## Given request
Copy all the material below, exactly as it stands.
>>>
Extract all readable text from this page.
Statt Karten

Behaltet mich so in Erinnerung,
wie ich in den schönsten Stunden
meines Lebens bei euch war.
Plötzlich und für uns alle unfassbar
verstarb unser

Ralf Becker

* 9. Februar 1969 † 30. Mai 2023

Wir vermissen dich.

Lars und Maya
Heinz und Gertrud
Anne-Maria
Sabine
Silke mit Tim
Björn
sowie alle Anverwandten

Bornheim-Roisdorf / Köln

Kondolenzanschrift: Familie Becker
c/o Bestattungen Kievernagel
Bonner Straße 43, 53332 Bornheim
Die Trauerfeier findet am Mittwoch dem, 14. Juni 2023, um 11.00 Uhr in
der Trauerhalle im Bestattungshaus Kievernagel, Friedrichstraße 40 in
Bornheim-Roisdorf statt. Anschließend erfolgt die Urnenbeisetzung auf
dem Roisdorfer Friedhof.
<<<
## Output for this task
Extract all readable text from this page.
Statt Karten

Behaltet mich so in Erinnerung,
wie ich in den schönsten Stunden
meines Lebens bei euch war.
Plötzlich und für uns alle unfassbar
verstarb unser

Ralf Becker

* 9. Februar 1969 † 30. Mai 2023

Wir vermissen dich.

Lars und Maya
Heinz und Gertrud
Anne-Maria
Sabine
Silke mit Tim
Björn
sowie alle Anverwandten

Bornheim-Roisdorf / Köln

Kondolenzanschrift: Familie Becker
c/o Bestattungen Kievernagel
Bonner Straße 43, 53332 Bornheim
Die Trauerfeier findet am Mittwoch dem, 14. Juni 2023, um 11.00 Uhr in
der Trauerhalle im Bestattungshaus Kievernagel, Friedrichstraße 40 in
Bornheim-Roisdorf statt. Anschließend erfolgt die Urnenbeisetzung auf
dem Roisdorfer Friedhof.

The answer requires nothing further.